Collection entries:

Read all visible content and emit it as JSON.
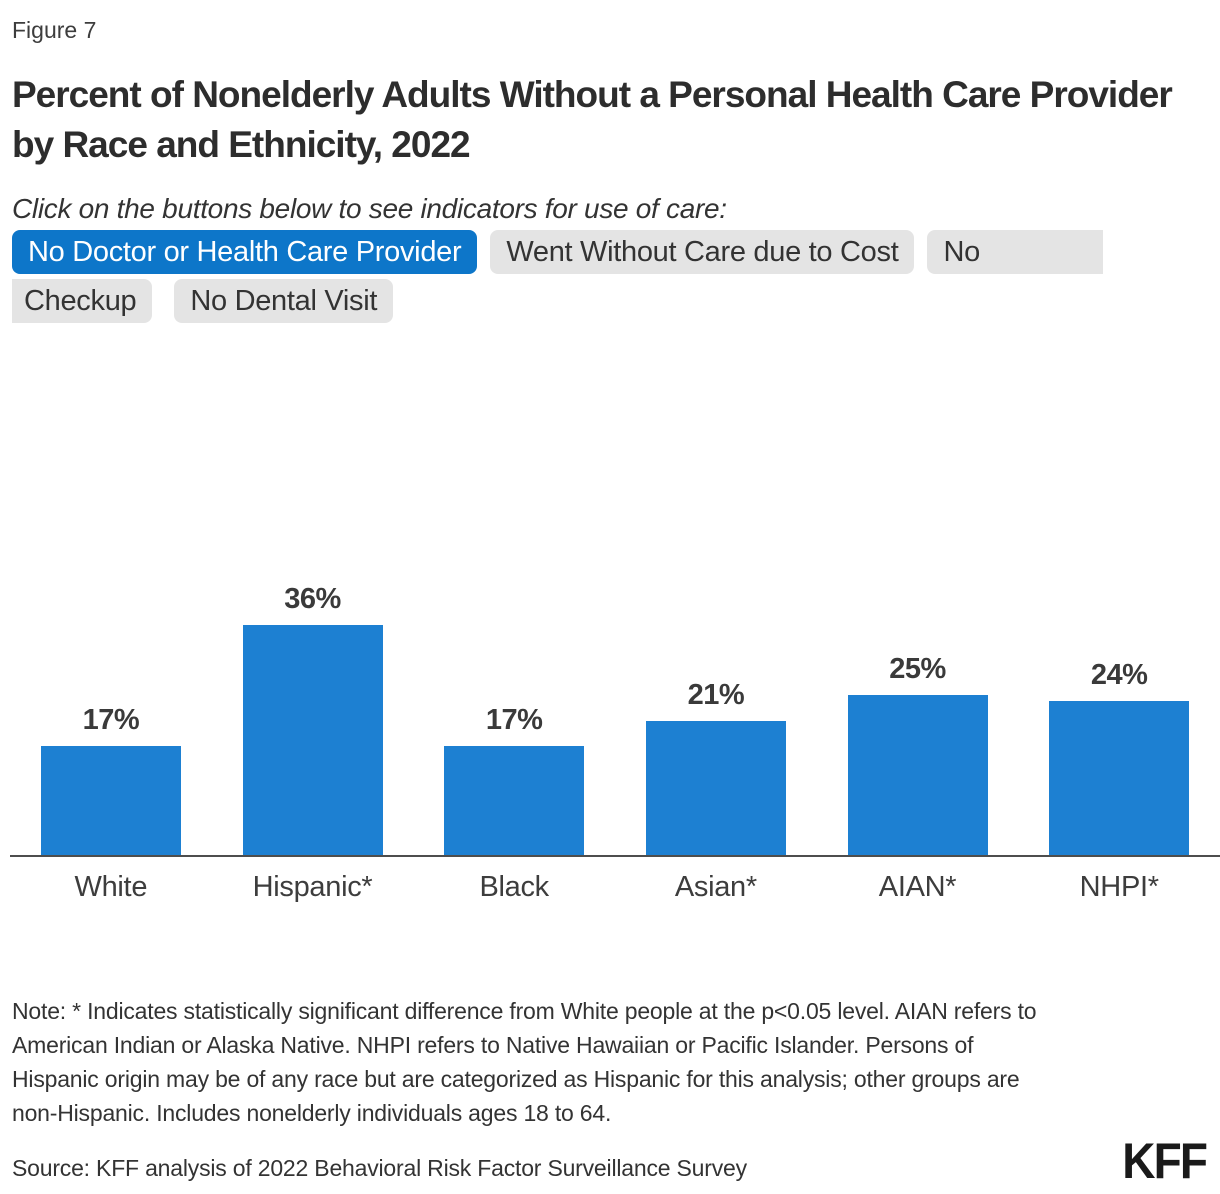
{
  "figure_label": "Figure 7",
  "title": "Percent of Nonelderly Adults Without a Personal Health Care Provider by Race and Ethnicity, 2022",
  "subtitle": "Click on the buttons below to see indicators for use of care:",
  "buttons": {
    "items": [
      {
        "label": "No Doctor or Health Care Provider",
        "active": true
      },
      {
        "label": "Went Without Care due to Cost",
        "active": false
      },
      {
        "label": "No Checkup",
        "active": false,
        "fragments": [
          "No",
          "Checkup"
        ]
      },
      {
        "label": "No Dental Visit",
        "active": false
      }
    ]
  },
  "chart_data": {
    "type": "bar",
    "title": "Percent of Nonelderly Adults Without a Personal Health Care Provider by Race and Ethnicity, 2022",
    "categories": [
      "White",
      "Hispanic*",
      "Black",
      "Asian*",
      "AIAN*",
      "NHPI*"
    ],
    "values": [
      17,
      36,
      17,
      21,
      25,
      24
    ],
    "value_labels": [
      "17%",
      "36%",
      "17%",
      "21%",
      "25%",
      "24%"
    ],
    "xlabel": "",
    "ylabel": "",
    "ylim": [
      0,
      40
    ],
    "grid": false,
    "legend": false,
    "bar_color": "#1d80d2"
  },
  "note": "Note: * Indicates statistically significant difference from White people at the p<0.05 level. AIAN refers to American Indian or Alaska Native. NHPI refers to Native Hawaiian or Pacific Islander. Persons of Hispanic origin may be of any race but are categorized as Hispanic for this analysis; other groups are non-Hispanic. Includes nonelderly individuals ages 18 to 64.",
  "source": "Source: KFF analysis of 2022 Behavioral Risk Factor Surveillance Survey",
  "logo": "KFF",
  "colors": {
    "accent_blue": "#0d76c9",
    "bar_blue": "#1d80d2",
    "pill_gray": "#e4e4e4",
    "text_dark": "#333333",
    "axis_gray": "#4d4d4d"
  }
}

Your instructions: Your task is to set down the records shown above exactly, minus any pictures.

Written solution:
Read all visible content and emit it as JSON.
{
  "figure_label": "Figure 7",
  "title": "Percent of Nonelderly Adults Without a Personal Health Care Provider by Race and Ethnicity, 2022",
  "subtitle": "Click on the buttons below to see indicators for use of care:",
  "buttons": {
    "items": [
      {
        "label": "No Doctor or Health Care Provider",
        "active": true
      },
      {
        "label": "Went Without Care due to Cost",
        "active": false
      },
      {
        "label": "No Checkup",
        "active": false,
        "fragments": [
          "No",
          "Checkup"
        ]
      },
      {
        "label": "No Dental Visit",
        "active": false
      }
    ]
  },
  "chart_data": {
    "type": "bar",
    "title": "Percent of Nonelderly Adults Without a Personal Health Care Provider by Race and Ethnicity, 2022",
    "categories": [
      "White",
      "Hispanic*",
      "Black",
      "Asian*",
      "AIAN*",
      "NHPI*"
    ],
    "values": [
      17,
      36,
      17,
      21,
      25,
      24
    ],
    "value_labels": [
      "17%",
      "36%",
      "17%",
      "21%",
      "25%",
      "24%"
    ],
    "xlabel": "",
    "ylabel": "",
    "ylim": [
      0,
      40
    ],
    "grid": false,
    "legend": false,
    "bar_color": "#1d80d2"
  },
  "note": "Note: * Indicates statistically significant difference from White people at the p<0.05 level. AIAN refers to American Indian or Alaska Native. NHPI refers to Native Hawaiian or Pacific Islander. Persons of Hispanic origin may be of any race but are categorized as Hispanic for this analysis; other groups are non-Hispanic. Includes nonelderly individuals ages 18 to 64.",
  "source": "Source: KFF analysis of 2022 Behavioral Risk Factor Surveillance Survey",
  "logo": "KFF",
  "colors": {
    "accent_blue": "#0d76c9",
    "bar_blue": "#1d80d2",
    "pill_gray": "#e4e4e4",
    "text_dark": "#333333",
    "axis_gray": "#4d4d4d"
  }
}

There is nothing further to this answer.